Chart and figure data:

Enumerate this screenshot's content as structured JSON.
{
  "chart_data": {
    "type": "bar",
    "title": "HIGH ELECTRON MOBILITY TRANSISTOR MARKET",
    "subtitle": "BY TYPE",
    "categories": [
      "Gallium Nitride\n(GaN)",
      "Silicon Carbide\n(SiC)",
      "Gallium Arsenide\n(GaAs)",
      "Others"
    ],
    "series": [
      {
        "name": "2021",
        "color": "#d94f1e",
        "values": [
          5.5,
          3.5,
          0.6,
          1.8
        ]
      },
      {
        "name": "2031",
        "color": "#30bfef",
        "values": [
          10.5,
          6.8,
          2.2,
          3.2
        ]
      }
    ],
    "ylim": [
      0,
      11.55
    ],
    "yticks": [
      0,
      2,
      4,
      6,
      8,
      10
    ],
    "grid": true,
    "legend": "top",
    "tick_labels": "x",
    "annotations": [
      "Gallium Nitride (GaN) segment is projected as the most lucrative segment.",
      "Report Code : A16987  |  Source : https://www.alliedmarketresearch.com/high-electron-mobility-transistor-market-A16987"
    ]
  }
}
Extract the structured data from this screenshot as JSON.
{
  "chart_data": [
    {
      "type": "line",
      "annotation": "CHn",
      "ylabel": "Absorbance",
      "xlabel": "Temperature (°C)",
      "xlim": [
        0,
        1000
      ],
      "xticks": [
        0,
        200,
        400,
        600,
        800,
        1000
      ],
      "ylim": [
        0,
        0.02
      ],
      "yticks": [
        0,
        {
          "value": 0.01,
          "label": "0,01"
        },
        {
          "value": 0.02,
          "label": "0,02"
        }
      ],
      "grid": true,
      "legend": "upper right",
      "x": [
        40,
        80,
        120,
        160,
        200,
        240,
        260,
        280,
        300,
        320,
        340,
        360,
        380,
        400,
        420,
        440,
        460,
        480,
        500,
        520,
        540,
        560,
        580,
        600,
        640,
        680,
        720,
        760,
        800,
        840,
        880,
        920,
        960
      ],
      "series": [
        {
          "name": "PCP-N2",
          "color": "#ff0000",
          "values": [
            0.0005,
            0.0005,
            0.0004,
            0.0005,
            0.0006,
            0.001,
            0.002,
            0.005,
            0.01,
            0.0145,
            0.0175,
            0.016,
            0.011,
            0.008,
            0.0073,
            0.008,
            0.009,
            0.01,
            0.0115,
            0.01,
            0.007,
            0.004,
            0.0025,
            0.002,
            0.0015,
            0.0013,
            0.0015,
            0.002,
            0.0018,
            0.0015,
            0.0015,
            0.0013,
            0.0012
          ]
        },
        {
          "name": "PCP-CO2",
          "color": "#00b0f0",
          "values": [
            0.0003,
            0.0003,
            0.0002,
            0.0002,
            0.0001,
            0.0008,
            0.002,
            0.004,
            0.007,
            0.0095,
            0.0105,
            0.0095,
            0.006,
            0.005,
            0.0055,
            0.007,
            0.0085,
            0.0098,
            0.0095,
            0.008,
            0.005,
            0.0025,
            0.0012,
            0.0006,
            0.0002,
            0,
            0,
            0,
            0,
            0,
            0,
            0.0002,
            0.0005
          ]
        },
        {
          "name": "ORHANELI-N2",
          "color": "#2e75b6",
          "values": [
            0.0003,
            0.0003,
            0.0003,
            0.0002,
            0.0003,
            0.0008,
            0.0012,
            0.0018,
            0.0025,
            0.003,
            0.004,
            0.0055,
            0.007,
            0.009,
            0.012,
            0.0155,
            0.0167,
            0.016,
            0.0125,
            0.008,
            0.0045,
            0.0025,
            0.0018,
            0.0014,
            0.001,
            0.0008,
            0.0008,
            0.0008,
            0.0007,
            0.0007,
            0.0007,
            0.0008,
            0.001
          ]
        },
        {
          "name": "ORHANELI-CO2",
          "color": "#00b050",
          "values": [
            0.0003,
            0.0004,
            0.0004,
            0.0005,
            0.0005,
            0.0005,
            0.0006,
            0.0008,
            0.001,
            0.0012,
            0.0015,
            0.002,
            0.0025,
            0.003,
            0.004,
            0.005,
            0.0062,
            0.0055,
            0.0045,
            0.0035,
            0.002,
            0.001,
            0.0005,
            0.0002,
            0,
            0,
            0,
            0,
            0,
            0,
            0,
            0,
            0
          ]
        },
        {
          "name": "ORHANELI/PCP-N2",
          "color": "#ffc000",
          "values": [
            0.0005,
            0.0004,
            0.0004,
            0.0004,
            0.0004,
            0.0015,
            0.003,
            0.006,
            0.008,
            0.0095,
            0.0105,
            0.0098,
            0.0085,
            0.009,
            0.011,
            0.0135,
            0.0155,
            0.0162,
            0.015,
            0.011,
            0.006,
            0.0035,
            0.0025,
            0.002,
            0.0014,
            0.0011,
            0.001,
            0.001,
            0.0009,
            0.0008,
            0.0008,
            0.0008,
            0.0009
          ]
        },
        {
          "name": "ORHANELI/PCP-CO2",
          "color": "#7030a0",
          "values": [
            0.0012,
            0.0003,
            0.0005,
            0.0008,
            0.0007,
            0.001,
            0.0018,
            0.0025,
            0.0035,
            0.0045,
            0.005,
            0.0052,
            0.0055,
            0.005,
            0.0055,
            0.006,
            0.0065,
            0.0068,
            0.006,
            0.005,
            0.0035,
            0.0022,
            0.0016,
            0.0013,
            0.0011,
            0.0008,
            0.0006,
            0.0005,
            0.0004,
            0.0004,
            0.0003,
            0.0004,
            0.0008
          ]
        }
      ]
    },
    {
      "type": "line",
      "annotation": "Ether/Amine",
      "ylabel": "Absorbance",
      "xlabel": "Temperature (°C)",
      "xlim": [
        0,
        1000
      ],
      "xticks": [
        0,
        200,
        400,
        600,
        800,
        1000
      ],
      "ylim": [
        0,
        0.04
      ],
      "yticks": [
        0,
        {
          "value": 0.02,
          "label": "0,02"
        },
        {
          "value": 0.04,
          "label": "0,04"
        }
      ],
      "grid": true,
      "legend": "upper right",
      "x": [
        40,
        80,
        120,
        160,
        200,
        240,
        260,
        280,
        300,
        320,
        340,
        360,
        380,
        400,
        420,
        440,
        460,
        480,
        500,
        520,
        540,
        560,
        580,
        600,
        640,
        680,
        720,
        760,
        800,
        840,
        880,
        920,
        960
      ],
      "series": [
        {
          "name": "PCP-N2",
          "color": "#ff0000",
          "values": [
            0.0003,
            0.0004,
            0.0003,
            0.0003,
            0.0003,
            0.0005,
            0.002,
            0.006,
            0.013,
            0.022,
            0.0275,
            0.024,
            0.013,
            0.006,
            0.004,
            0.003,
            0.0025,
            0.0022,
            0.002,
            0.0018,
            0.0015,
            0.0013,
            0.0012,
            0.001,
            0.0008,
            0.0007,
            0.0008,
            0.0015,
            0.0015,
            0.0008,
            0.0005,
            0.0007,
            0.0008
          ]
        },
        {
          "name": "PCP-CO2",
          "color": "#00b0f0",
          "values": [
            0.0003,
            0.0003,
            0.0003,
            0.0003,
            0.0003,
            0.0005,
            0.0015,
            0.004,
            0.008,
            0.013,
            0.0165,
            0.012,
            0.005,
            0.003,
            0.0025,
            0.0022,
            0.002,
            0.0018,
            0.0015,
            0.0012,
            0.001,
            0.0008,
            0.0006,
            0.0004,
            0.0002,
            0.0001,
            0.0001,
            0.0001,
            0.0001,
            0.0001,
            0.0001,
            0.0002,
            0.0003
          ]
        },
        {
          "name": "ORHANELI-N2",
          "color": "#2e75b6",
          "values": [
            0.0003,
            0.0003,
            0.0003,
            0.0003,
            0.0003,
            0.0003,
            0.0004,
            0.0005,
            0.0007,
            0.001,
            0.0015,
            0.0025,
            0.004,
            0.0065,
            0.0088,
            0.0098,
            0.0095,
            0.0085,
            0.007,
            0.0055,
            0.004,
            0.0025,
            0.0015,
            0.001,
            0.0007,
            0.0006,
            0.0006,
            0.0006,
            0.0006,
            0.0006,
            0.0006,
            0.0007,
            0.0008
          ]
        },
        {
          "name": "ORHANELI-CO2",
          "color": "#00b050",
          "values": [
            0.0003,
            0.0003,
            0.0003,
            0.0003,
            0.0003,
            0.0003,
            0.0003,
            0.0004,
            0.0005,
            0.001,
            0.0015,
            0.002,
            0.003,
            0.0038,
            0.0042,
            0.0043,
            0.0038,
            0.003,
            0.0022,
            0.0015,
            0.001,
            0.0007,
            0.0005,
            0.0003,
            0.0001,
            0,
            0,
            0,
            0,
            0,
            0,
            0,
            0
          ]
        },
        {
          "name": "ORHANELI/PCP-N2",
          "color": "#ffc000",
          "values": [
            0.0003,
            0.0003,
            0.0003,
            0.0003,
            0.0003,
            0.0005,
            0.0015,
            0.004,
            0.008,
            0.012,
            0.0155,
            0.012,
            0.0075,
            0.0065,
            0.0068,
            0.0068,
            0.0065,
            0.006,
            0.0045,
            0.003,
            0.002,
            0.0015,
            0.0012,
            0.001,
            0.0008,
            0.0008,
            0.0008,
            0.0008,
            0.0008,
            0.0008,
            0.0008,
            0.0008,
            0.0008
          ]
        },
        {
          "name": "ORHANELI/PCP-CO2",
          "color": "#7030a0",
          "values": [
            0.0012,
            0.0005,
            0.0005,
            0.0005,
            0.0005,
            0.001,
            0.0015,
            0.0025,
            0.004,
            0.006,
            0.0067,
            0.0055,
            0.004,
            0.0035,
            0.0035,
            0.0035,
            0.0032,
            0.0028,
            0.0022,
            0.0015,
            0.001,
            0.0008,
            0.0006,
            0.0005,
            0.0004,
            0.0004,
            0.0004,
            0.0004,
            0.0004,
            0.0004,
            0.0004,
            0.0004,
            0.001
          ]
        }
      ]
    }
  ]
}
* * *
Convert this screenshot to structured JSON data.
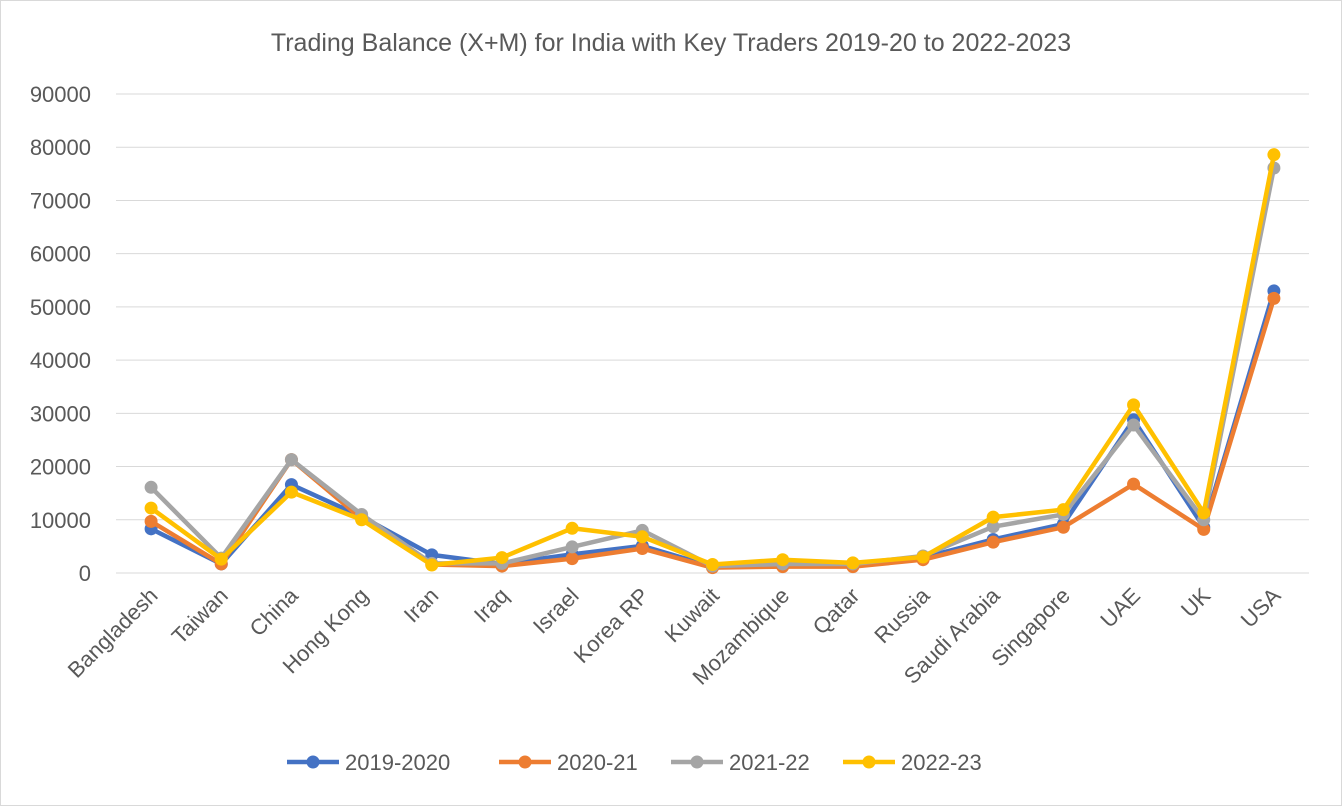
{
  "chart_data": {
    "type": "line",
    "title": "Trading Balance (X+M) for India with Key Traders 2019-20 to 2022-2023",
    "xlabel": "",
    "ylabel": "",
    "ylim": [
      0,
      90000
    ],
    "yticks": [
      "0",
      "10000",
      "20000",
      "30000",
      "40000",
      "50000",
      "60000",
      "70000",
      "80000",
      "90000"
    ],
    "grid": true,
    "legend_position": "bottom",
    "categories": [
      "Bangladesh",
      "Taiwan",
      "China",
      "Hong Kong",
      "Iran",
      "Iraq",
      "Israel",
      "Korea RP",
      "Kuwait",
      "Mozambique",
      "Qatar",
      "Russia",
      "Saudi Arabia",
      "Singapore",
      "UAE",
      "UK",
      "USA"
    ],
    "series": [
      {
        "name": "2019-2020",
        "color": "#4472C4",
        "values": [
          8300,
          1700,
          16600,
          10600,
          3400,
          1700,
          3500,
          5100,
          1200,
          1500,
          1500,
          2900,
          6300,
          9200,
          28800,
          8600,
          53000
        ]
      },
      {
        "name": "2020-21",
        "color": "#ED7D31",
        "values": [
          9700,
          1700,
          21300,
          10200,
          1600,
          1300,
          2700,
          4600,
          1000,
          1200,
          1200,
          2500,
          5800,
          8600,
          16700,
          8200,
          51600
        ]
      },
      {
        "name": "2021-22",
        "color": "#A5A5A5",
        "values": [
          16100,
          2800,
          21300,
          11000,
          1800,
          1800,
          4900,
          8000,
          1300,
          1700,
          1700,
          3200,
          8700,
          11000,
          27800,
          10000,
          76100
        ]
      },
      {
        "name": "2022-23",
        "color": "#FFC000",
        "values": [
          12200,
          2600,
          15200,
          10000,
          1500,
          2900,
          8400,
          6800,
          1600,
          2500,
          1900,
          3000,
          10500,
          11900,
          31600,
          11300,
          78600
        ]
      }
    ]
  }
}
---
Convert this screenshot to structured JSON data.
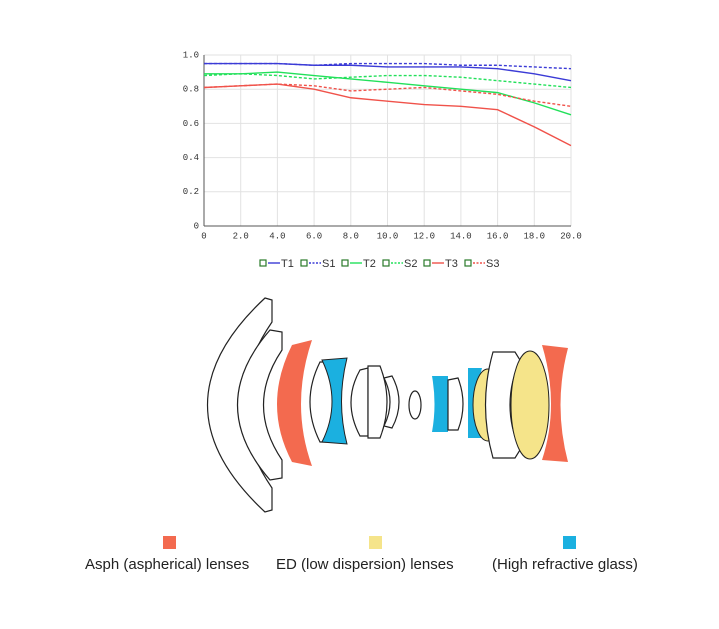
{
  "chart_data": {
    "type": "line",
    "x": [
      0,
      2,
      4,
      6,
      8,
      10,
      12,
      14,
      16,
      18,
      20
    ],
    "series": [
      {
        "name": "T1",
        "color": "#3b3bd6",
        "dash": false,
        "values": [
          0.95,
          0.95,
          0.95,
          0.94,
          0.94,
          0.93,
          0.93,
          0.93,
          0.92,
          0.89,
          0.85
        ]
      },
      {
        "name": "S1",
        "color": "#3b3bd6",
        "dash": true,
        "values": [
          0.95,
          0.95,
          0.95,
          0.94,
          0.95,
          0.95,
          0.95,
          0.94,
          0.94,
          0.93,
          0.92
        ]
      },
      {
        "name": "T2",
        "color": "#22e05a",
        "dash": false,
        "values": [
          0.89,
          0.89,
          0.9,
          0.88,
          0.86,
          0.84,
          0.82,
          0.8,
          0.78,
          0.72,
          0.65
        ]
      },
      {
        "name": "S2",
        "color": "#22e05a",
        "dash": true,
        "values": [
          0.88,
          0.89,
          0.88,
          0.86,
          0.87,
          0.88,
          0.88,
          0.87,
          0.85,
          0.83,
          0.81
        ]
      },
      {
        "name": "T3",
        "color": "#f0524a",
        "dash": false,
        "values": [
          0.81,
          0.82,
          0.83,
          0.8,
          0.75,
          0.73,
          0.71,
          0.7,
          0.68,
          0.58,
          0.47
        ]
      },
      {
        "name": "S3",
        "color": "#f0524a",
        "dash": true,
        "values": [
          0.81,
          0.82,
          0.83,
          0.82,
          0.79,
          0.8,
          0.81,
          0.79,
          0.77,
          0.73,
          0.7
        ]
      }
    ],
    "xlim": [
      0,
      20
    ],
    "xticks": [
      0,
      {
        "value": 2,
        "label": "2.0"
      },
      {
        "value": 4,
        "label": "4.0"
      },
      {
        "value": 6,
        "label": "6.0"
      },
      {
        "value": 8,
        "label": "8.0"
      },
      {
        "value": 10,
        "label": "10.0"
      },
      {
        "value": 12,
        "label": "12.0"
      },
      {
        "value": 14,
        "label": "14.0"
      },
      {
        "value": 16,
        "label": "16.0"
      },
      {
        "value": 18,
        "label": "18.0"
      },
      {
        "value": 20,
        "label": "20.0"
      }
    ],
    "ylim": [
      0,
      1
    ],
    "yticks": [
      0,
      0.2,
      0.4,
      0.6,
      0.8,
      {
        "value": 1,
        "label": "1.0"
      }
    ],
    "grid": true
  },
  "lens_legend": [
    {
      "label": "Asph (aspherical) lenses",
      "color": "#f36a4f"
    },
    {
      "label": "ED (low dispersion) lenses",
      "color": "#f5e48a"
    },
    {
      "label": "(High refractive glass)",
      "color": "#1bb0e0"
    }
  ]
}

-- Requirements --
Across all the entries, count the lines that contain the word "structured" and give the number by itself.

-- Answer in full --
4